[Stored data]

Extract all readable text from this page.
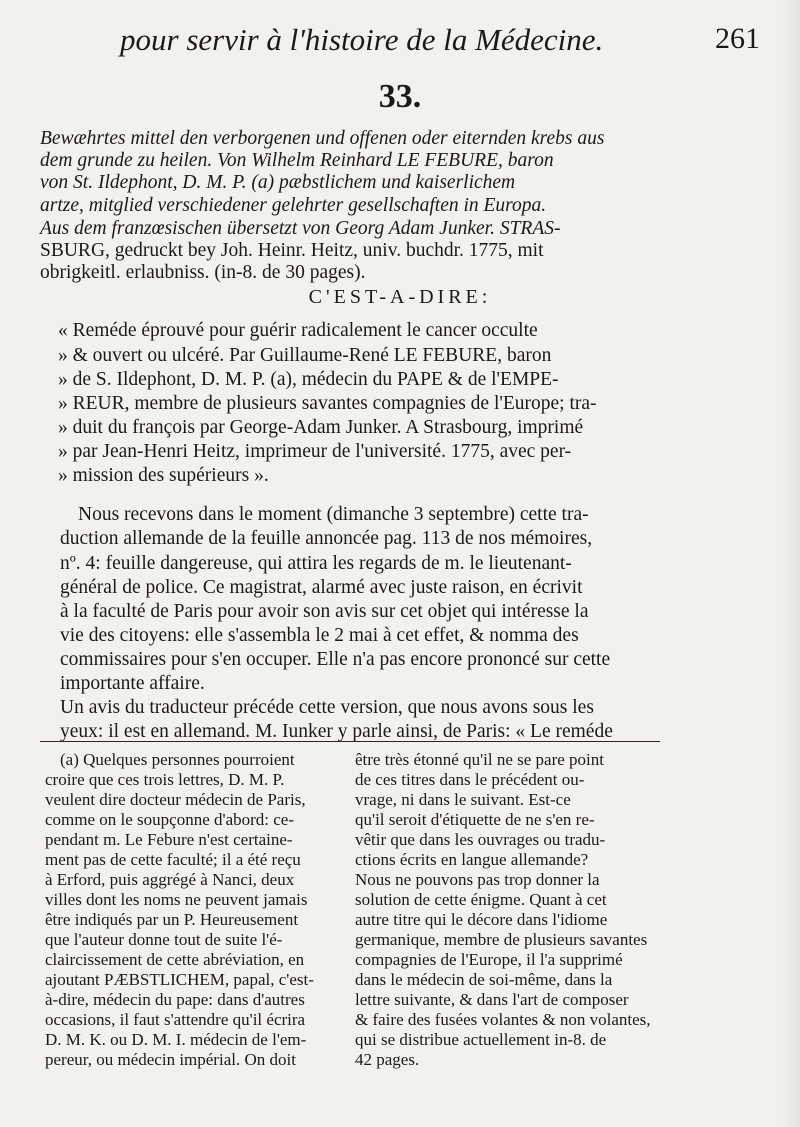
pour servir à l'histoire de la Médecine.	261
33.
Bewæhrtes mittel den verborgenen und offenen oder eiternden krebs aus
dem grunde zu heilen. Von Wilhelm Reinhard LE FEBURE, baron
von St. Ildephont, D. M. P. (a) pæbstlichem und kaiserlichem
artze, mitglied verschiedener gelehrter gesellschaften in Europa.
Aus dem franzœsischen übersetzt von Georg Adam Junker. STRAS-
SBURG, gedruckt bey Joh. Heinr. Heitz, univ. buchdr. 1775, mit
obrigkeitl. erlaubniss. (in-8. de 30 pages).
C'EST-A-DIRE:
« Reméde éprouvé pour guérir radicalement le cancer occulte
» & ouvert ou ulcéré. Par Guillaume-René LE FEBURE, baron
» de S. Ildephont, D. M. P. (a), médecin du PAPE & de l'EMPE-
» REUR, membre de plusieurs savantes compagnies de l'Europe; tra-
» duit du françois par George-Adam Junker. A Strasbourg, imprimé
» par Jean-Henri Heitz, imprimeur de l'université. 1775, avec per-
» mission des supérieurs ».
Nous recevons dans le moment (dimanche 3 septembre) cette tra-
duction allemande de la feuille annoncée pag. 113 de nos mémoires,
nº. 4: feuille dangereuse, qui attira les regards de m. le lieutenant-
général de police. Ce magistrat, alarmé avec juste raison, en écrivit
à la faculté de Paris pour avoir son avis sur cet objet qui intéresse la
vie des citoyens: elle s'assembla le 2 mai à cet effet, & nomma des
commissaires pour s'en occuper. Elle n'a pas encore prononcé sur cette
importante affaire.
Un avis du traducteur précéde cette version, que nous avons sous les
yeux: il est en allemand. M. Iunker y parle ainsi, de Paris: « Le reméde
(a) Quelques personnes pourroient
croire que ces trois lettres, D. M. P.
veulent dire docteur médecin de Paris,
comme on le soupçonne d'abord: ce-
pendant m. Le Febure n'est certaine-
ment pas de cette faculté; il a été reçu
à Erford, puis aggrégé à Nanci, deux
villes dont les noms ne peuvent jamais
être indiqués par un P. Heureusement
que l'auteur donne tout de suite l'é-
claircissement de cette abréviation, en
ajoutant PÆBSTLICHEM, papal, c'est-
à-dire, médecin du pape: dans d'autres
occasions, il faut s'attendre qu'il écrira
D. M. K. ou D. M. I. médecin de l'em-
pereur, ou médecin impérial. On doit
être très étonné qu'il ne se pare point
de ces titres dans le précédent ou-
vrage, ni dans le suivant. Est-ce
qu'il seroit d'étiquette de ne s'en re-
vêtir que dans les ouvrages ou tradu-
ctions écrits en langue allemande?
Nous ne pouvons pas trop donner la
solution de cette énigme. Quant à cet
autre titre qui le décore dans l'idiome
germanique, membre de plusieurs savantes
compagnies de l'Europe, il l'a supprimé
dans le médecin de soi-même, dans la
lettre suivante, & dans l'art de composer
& faire des fusées volantes & non volantes,
qui se distribue actuellement in-8. de
42 pages.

## WRITTEN TASK:
Find the lines containing "Paris" and list every one of them.

## RESPONSE:
à la faculté de Paris pour avoir son avis sur cet objet qui intéresse la
yeux: il est en allemand. M. Iunker y parle ainsi, de Paris: « Le reméde
veulent dire docteur médecin de Paris,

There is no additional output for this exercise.